Instructions to follow:
Make an exact copy of the entries, and keep any pictures out of it.

* start Provided records *

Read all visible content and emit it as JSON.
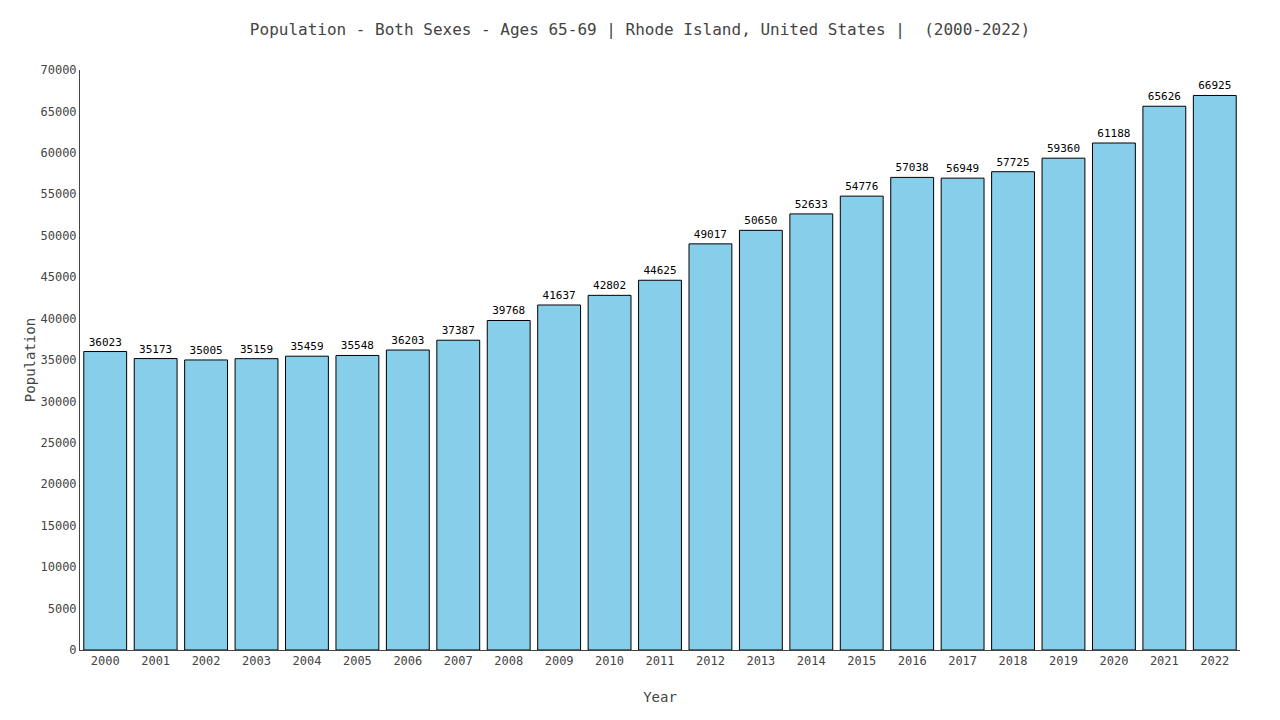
{
  "chart_data": {
    "type": "bar",
    "title": "Population - Both Sexes - Ages 65-69 | Rhode Island, United States |  (2000-2022)",
    "x_label": "Year",
    "y_label": "Population",
    "categories": [
      "2000",
      "2001",
      "2002",
      "2003",
      "2004",
      "2005",
      "2006",
      "2007",
      "2008",
      "2009",
      "2010",
      "2011",
      "2012",
      "2013",
      "2014",
      "2015",
      "2016",
      "2017",
      "2018",
      "2019",
      "2020",
      "2021",
      "2022"
    ],
    "values": [
      36023,
      35173,
      35005,
      35159,
      35459,
      35548,
      36203,
      37387,
      39768,
      41637,
      42802,
      44625,
      49017,
      50650,
      52633,
      54776,
      57038,
      56949,
      57725,
      59360,
      61188,
      65626,
      66925
    ],
    "color": "#87CEEB",
    "ylim": [
      0,
      70000
    ],
    "yticks": [
      0,
      5000,
      10000,
      15000,
      20000,
      25000,
      30000,
      35000,
      40000,
      45000,
      50000,
      55000,
      60000,
      65000,
      70000
    ],
    "grid": false,
    "data_labels": true
  }
}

* end Provided records *

Final answer:
Read all visible content and emit it as JSON.
{
  "chart_data": {
    "type": "bar",
    "title": "Population - Both Sexes - Ages 65-69 | Rhode Island, United States |  (2000-2022)",
    "x_label": "Year",
    "y_label": "Population",
    "categories": [
      "2000",
      "2001",
      "2002",
      "2003",
      "2004",
      "2005",
      "2006",
      "2007",
      "2008",
      "2009",
      "2010",
      "2011",
      "2012",
      "2013",
      "2014",
      "2015",
      "2016",
      "2017",
      "2018",
      "2019",
      "2020",
      "2021",
      "2022"
    ],
    "values": [
      36023,
      35173,
      35005,
      35159,
      35459,
      35548,
      36203,
      37387,
      39768,
      41637,
      42802,
      44625,
      49017,
      50650,
      52633,
      54776,
      57038,
      56949,
      57725,
      59360,
      61188,
      65626,
      66925
    ],
    "color": "#87CEEB",
    "ylim": [
      0,
      70000
    ],
    "yticks": [
      0,
      5000,
      10000,
      15000,
      20000,
      25000,
      30000,
      35000,
      40000,
      45000,
      50000,
      55000,
      60000,
      65000,
      70000
    ],
    "grid": false,
    "data_labels": true
  }
}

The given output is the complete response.